* [Chart and figure data]
*****

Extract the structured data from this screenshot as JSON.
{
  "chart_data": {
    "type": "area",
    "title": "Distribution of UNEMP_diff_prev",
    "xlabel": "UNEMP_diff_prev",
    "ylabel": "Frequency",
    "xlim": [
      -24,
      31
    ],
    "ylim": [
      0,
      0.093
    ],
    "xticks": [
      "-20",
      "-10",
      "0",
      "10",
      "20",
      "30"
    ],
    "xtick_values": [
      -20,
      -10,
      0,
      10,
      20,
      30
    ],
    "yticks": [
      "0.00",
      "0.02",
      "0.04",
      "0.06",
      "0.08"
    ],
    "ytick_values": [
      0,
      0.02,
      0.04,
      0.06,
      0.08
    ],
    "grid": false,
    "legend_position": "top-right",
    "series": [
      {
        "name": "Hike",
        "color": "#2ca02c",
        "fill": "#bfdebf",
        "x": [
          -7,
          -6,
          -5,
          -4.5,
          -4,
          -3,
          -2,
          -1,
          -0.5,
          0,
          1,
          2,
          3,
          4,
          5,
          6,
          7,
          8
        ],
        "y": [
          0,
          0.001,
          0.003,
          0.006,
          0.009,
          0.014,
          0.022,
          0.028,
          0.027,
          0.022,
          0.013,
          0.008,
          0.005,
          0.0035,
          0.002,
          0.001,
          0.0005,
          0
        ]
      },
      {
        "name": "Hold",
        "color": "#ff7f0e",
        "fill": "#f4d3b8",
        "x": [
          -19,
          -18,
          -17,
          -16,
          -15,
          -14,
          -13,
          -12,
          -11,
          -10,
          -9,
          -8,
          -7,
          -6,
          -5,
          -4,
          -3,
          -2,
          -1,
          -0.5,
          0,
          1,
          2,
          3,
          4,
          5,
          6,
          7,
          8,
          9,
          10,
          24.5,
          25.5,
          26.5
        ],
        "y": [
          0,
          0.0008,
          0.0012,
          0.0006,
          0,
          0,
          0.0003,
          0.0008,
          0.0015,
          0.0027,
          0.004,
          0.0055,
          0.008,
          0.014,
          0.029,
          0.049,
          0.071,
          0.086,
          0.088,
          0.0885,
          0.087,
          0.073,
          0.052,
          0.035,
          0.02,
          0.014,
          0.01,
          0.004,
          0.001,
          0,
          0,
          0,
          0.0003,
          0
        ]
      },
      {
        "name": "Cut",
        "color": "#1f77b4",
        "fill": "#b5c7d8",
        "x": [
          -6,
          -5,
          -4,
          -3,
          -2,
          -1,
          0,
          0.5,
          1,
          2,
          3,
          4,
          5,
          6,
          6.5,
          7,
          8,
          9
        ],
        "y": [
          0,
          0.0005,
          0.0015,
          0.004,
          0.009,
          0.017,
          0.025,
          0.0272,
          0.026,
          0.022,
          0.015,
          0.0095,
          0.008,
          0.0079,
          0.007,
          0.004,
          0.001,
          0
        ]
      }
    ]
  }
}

*****

* [Required work]
Read the data above. Pull out each line in which the string "fill" appears.

* [Answer below]
        "fill": "#bfdebf",
        "fill": "#f4d3b8",
        "fill": "#b5c7d8",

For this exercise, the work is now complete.